▶ [Direction]
Copy each line with the word "this" in it.

▶ [Provided records]
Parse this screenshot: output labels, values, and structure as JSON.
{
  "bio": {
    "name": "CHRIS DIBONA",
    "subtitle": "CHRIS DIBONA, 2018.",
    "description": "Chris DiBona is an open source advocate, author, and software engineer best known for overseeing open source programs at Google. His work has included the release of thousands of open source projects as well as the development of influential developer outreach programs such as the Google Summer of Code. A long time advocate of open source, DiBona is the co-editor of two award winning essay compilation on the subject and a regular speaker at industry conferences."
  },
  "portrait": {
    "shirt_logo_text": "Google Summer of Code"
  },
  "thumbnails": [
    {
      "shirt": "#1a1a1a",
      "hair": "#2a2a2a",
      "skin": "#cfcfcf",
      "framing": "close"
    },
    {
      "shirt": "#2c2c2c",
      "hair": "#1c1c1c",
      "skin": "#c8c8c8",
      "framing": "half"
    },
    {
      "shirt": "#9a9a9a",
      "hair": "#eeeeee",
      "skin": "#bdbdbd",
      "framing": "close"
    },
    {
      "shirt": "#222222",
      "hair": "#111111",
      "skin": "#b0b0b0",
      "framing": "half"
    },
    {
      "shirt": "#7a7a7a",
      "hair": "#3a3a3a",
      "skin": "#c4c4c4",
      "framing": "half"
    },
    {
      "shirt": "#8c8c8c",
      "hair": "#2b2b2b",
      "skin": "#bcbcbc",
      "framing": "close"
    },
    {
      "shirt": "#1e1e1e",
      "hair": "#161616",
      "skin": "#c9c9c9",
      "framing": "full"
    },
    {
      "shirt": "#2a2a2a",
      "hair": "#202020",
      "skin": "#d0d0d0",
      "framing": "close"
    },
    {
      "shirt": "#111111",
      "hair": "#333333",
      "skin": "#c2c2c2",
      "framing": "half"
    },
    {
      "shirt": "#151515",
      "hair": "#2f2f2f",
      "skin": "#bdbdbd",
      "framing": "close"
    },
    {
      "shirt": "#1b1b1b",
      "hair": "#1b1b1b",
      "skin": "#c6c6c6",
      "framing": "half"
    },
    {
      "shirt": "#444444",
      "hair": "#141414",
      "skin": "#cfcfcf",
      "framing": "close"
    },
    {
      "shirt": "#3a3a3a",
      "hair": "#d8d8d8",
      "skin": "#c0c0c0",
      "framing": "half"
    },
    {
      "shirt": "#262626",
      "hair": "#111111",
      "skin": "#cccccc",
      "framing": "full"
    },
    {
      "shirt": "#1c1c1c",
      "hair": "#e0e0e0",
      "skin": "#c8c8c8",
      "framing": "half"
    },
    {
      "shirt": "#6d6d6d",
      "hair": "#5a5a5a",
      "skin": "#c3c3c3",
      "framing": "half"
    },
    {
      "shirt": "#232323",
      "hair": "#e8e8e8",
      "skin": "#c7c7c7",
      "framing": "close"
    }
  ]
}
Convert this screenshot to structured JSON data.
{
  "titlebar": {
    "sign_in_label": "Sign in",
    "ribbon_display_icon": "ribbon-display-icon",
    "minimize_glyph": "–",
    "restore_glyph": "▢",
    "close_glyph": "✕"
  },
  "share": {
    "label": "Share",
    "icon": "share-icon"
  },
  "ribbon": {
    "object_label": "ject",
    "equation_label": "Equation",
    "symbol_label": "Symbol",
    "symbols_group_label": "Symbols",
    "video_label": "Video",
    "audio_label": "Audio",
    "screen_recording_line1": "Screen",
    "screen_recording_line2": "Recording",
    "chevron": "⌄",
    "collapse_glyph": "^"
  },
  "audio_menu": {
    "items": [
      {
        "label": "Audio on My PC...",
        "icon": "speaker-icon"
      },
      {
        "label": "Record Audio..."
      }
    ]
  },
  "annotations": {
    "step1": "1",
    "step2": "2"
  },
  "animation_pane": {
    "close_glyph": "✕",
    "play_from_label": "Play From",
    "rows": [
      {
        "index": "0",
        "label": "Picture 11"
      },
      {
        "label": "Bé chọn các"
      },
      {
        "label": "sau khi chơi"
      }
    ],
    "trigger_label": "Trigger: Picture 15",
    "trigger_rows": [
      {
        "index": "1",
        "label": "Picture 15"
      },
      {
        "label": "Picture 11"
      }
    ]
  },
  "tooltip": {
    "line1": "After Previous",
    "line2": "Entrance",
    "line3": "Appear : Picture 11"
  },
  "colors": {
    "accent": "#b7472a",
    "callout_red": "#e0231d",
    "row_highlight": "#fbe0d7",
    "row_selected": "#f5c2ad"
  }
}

▶ [The completed task]
Parse this screenshot: output labels, values, and structure as JSON.
Convert this screenshot to structured JSON data.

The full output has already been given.